EXERCISE INPUTS ▸
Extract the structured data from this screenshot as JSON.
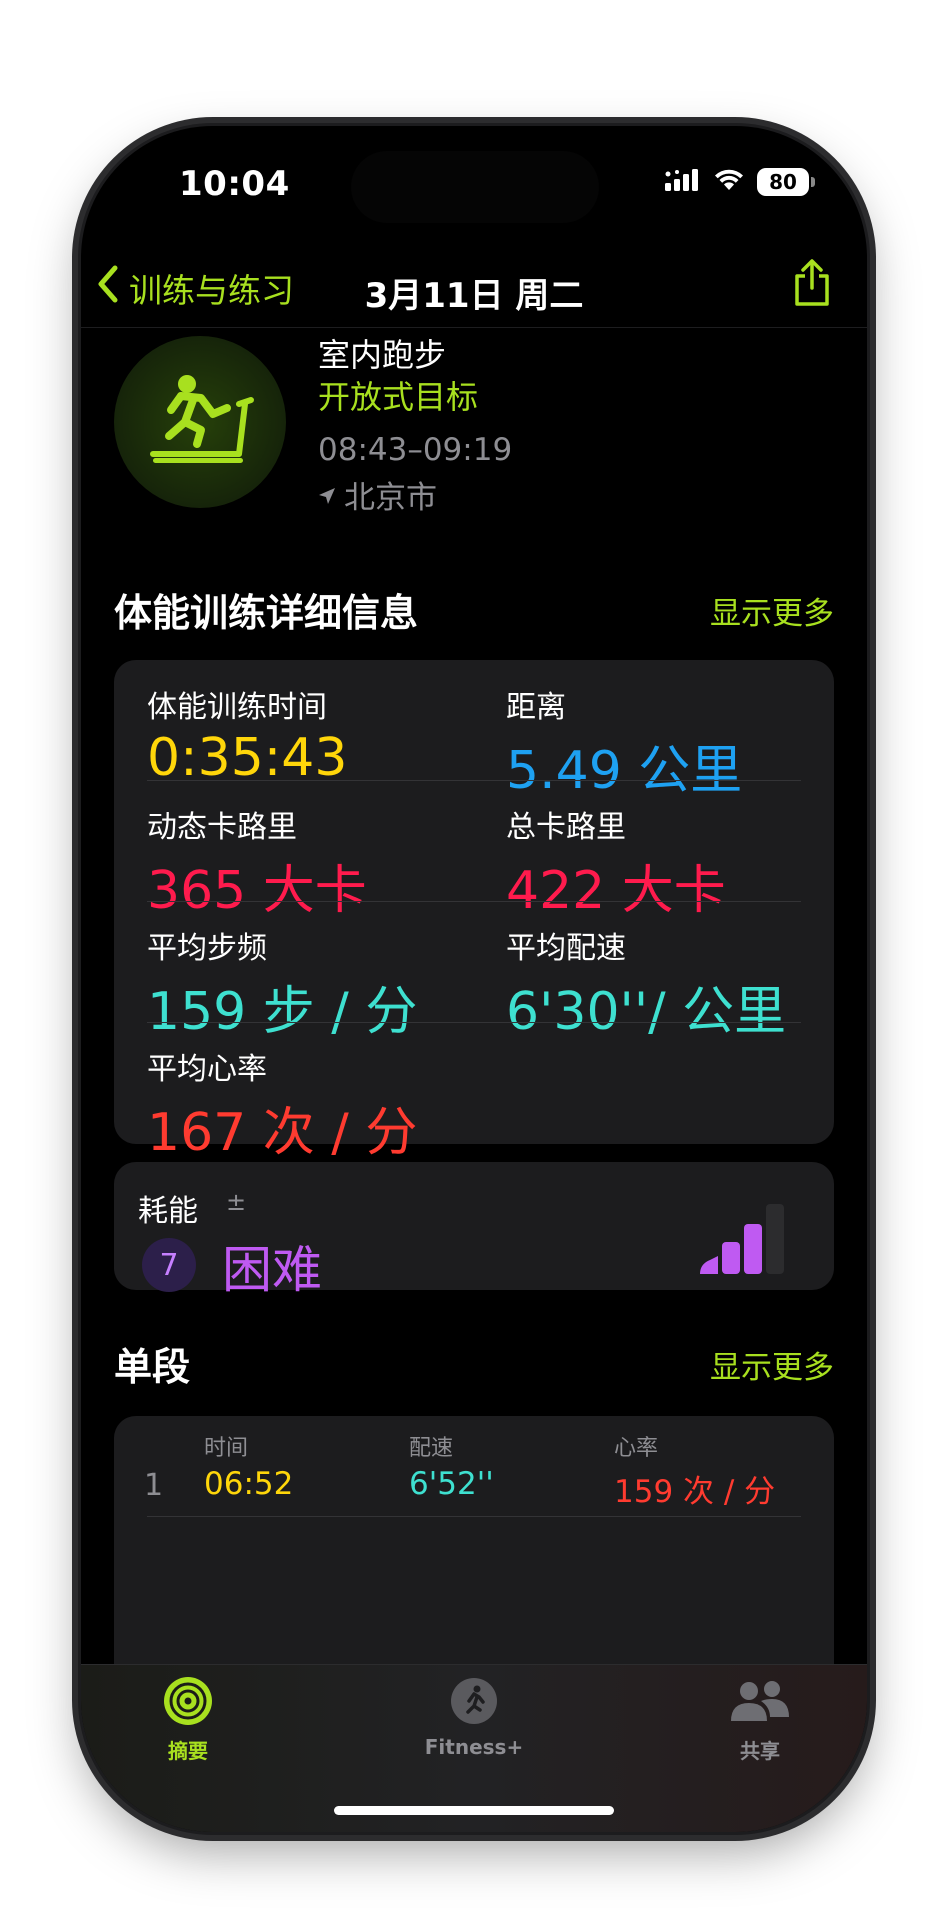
{
  "status_bar": {
    "time": "10:04",
    "battery": "80"
  },
  "nav": {
    "back_label": "训练与练习",
    "title": "3月11日 周二"
  },
  "workout": {
    "type": "室内跑步",
    "goal": "开放式目标",
    "time_range": "08:43–09:19",
    "location": "北京市"
  },
  "details": {
    "title": "体能训练详细信息",
    "more": "显示更多",
    "metrics": [
      {
        "label": "体能训练时间",
        "value": "0:35:43",
        "color": "#ffd60a"
      },
      {
        "label": "距离",
        "value": "5.49 公里",
        "color": "#1ea1f2"
      },
      {
        "label": "动态卡路里",
        "value": "365 大卡",
        "color": "#ff1b4d"
      },
      {
        "label": "总卡路里",
        "value": "422 大卡",
        "color": "#ff1b4d"
      },
      {
        "label": "平均步频",
        "value": "159 步 / 分",
        "color": "#3ee0d0"
      },
      {
        "label": "平均配速",
        "value": "6'30''/ 公里",
        "color": "#3ee0d0"
      },
      {
        "label": "平均心率",
        "value": "167 次 / 分",
        "color": "#ff3b30"
      }
    ]
  },
  "effort": {
    "label": "耗能",
    "pm": "±",
    "level": "7",
    "text": "困难",
    "level_fraction": 0.75
  },
  "laps": {
    "title": "单段",
    "more": "显示更多",
    "headers": [
      "时间",
      "配速",
      "心率"
    ],
    "rows": [
      {
        "num": "1",
        "time": "06:52",
        "pace": "6'52''",
        "hr": "159 次 / 分"
      }
    ]
  },
  "tabbar": {
    "tabs": [
      {
        "label": "摘要",
        "icon": "activity-rings-icon",
        "active": true
      },
      {
        "label": "Fitness+",
        "icon": "fitness-plus-icon",
        "active": false
      },
      {
        "label": "共享",
        "icon": "sharing-people-icon",
        "active": false
      }
    ]
  },
  "colors": {
    "accent": "#a8e01f",
    "effort": "#bf5af2"
  }
}
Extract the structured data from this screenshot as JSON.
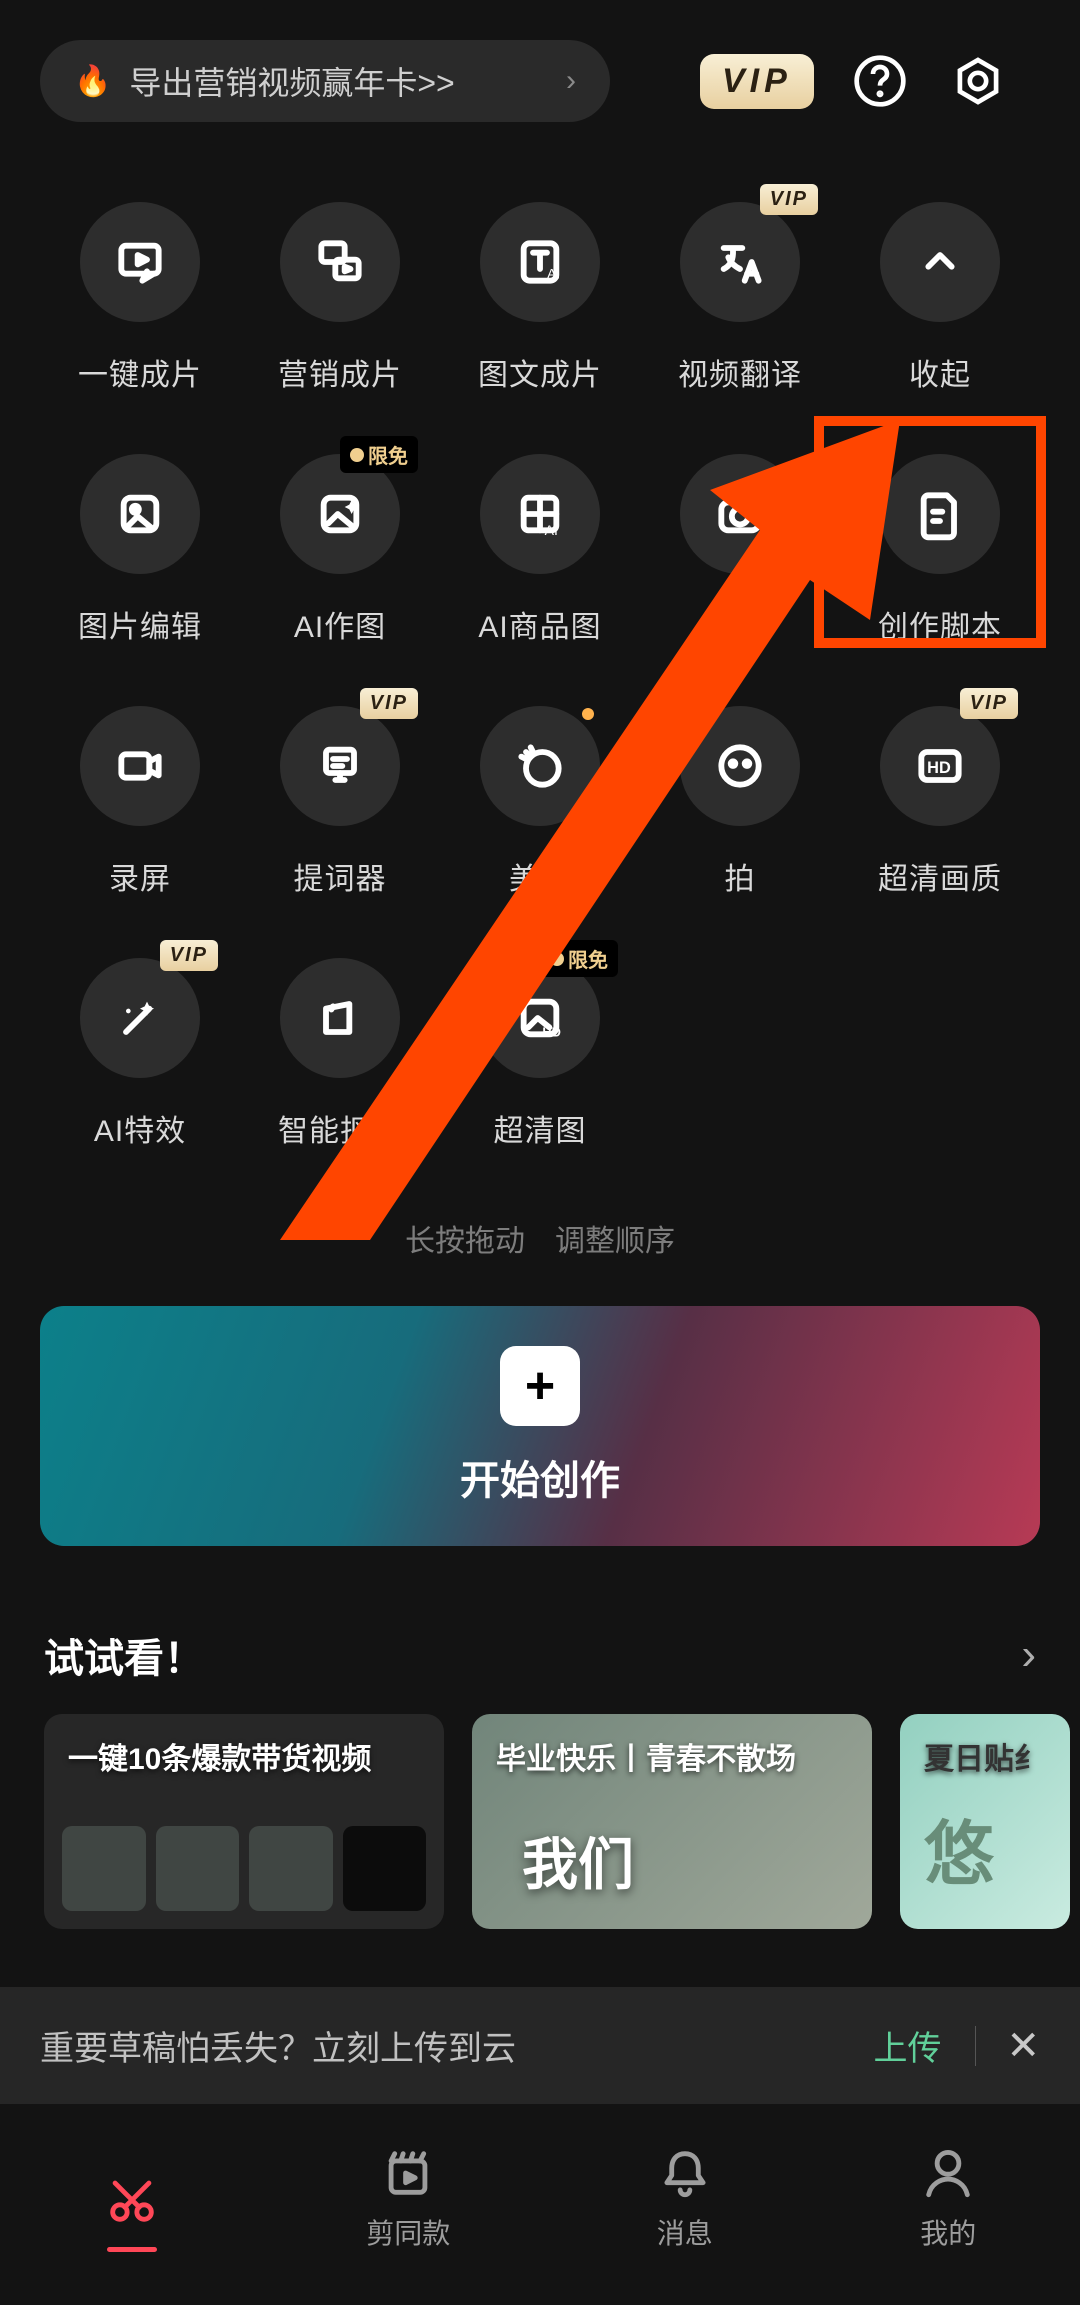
{
  "header": {
    "promo_text": "导出营销视频赢年卡>>",
    "vip_label": "VIP"
  },
  "tools": {
    "row1": [
      {
        "label": "一键成片",
        "icon": "video-flash",
        "badge": null
      },
      {
        "label": "营销成片",
        "icon": "video-multi",
        "badge": null
      },
      {
        "label": "图文成片",
        "icon": "text-ai",
        "badge": null
      },
      {
        "label": "视频翻译",
        "icon": "translate",
        "badge": "vip"
      },
      {
        "label": "收起",
        "icon": "chev-up",
        "badge": null
      }
    ],
    "row2": [
      {
        "label": "图片编辑",
        "icon": "image-edit",
        "badge": null
      },
      {
        "label": "AI作图",
        "icon": "image-sparkle",
        "badge": "free"
      },
      {
        "label": "AI商品图",
        "icon": "grid-ai",
        "badge": null
      },
      {
        "label": "拍摄",
        "icon": "camera",
        "badge": null
      },
      {
        "label": "创作脚本",
        "icon": "doc",
        "badge": null
      }
    ],
    "row3": [
      {
        "label": "录屏",
        "icon": "record",
        "badge": null
      },
      {
        "label": "提词器",
        "icon": "teleprompter",
        "badge": "vip"
      },
      {
        "label": "美颜",
        "icon": "beauty",
        "badge": null,
        "dot": true
      },
      {
        "label": "拍",
        "icon": "face",
        "badge": null
      },
      {
        "label": "超清画质",
        "icon": "hd",
        "badge": "vip"
      }
    ],
    "row4": [
      {
        "label": "AI特效",
        "icon": "wand",
        "badge": "vip"
      },
      {
        "label": "智能抠图",
        "icon": "cutout",
        "badge": null
      },
      {
        "label": "超清图",
        "icon": "image-hd",
        "badge": "free"
      }
    ],
    "badge_vip": "VIP",
    "badge_free": "限免",
    "hint": "长按拖动 调整顺序"
  },
  "start_create": {
    "label": "开始创作"
  },
  "try_section": {
    "title": "试试看！",
    "cards": [
      {
        "title": "一键10条爆款带货视频",
        "big": ""
      },
      {
        "title": "毕业快乐丨青春不散场",
        "big": "我们"
      },
      {
        "title": "夏日贴纟",
        "big": "悠"
      }
    ]
  },
  "upload_banner": {
    "text": "重要草稿怕丢失？立刻上传到云",
    "link": "上传"
  },
  "bottom_nav": {
    "items": [
      "剪辑",
      "剪同款",
      "消息",
      "我的"
    ]
  }
}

GOAL ▸
Transcribe the records above exactly, omitting every picture they contain.

FINAL RESULT ▸
Extract the structured data from this screenshot as JSON.
{
  "status_bar": {
    "time": "10:04",
    "battery": "80"
  },
  "nav": {
    "back_label": "训练与练习",
    "title": "3月11日 周二"
  },
  "workout": {
    "type": "室内跑步",
    "goal": "开放式目标",
    "time_range": "08:43–09:19",
    "location": "北京市"
  },
  "details": {
    "title": "体能训练详细信息",
    "more": "显示更多",
    "metrics": [
      {
        "label": "体能训练时间",
        "value": "0:35:43",
        "color": "#ffd60a"
      },
      {
        "label": "距离",
        "value": "5.49 公里",
        "color": "#1ea1f2"
      },
      {
        "label": "动态卡路里",
        "value": "365 大卡",
        "color": "#ff1b4d"
      },
      {
        "label": "总卡路里",
        "value": "422 大卡",
        "color": "#ff1b4d"
      },
      {
        "label": "平均步频",
        "value": "159 步 / 分",
        "color": "#3ee0d0"
      },
      {
        "label": "平均配速",
        "value": "6'30''/ 公里",
        "color": "#3ee0d0"
      },
      {
        "label": "平均心率",
        "value": "167 次 / 分",
        "color": "#ff3b30"
      }
    ]
  },
  "effort": {
    "label": "耗能",
    "pm": "±",
    "level": "7",
    "text": "困难",
    "level_fraction": 0.75
  },
  "laps": {
    "title": "单段",
    "more": "显示更多",
    "headers": [
      "时间",
      "配速",
      "心率"
    ],
    "rows": [
      {
        "num": "1",
        "time": "06:52",
        "pace": "6'52''",
        "hr": "159 次 / 分"
      }
    ]
  },
  "tabbar": {
    "tabs": [
      {
        "label": "摘要",
        "icon": "activity-rings-icon",
        "active": true
      },
      {
        "label": "Fitness+",
        "icon": "fitness-plus-icon",
        "active": false
      },
      {
        "label": "共享",
        "icon": "sharing-people-icon",
        "active": false
      }
    ]
  },
  "colors": {
    "accent": "#a8e01f",
    "effort": "#bf5af2"
  }
}
Extract the structured data from this screenshot as JSON.
{
  "header": {
    "promo_text": "导出营销视频赢年卡>>",
    "vip_label": "VIP"
  },
  "tools": {
    "row1": [
      {
        "label": "一键成片",
        "icon": "video-flash",
        "badge": null
      },
      {
        "label": "营销成片",
        "icon": "video-multi",
        "badge": null
      },
      {
        "label": "图文成片",
        "icon": "text-ai",
        "badge": null
      },
      {
        "label": "视频翻译",
        "icon": "translate",
        "badge": "vip"
      },
      {
        "label": "收起",
        "icon": "chev-up",
        "badge": null
      }
    ],
    "row2": [
      {
        "label": "图片编辑",
        "icon": "image-edit",
        "badge": null
      },
      {
        "label": "AI作图",
        "icon": "image-sparkle",
        "badge": "free"
      },
      {
        "label": "AI商品图",
        "icon": "grid-ai",
        "badge": null
      },
      {
        "label": "拍摄",
        "icon": "camera",
        "badge": null
      },
      {
        "label": "创作脚本",
        "icon": "doc",
        "badge": null
      }
    ],
    "row3": [
      {
        "label": "录屏",
        "icon": "record",
        "badge": null
      },
      {
        "label": "提词器",
        "icon": "teleprompter",
        "badge": "vip"
      },
      {
        "label": "美颜",
        "icon": "beauty",
        "badge": null,
        "dot": true
      },
      {
        "label": "拍",
        "icon": "face",
        "badge": null
      },
      {
        "label": "超清画质",
        "icon": "hd",
        "badge": "vip"
      }
    ],
    "row4": [
      {
        "label": "AI特效",
        "icon": "wand",
        "badge": "vip"
      },
      {
        "label": "智能抠图",
        "icon": "cutout",
        "badge": null
      },
      {
        "label": "超清图",
        "icon": "image-hd",
        "badge": "free"
      }
    ],
    "badge_vip": "VIP",
    "badge_free": "限免",
    "hint": "长按拖动 调整顺序"
  },
  "start_create": {
    "label": "开始创作"
  },
  "try_section": {
    "title": "试试看！",
    "cards": [
      {
        "title": "一键10条爆款带货视频",
        "big": ""
      },
      {
        "title": "毕业快乐丨青春不散场",
        "big": "我们"
      },
      {
        "title": "夏日贴纟",
        "big": "悠"
      }
    ]
  },
  "upload_banner": {
    "text": "重要草稿怕丢失？立刻上传到云",
    "link": "上传"
  },
  "bottom_nav": {
    "items": [
      "剪辑",
      "剪同款",
      "消息",
      "我的"
    ]
  }
}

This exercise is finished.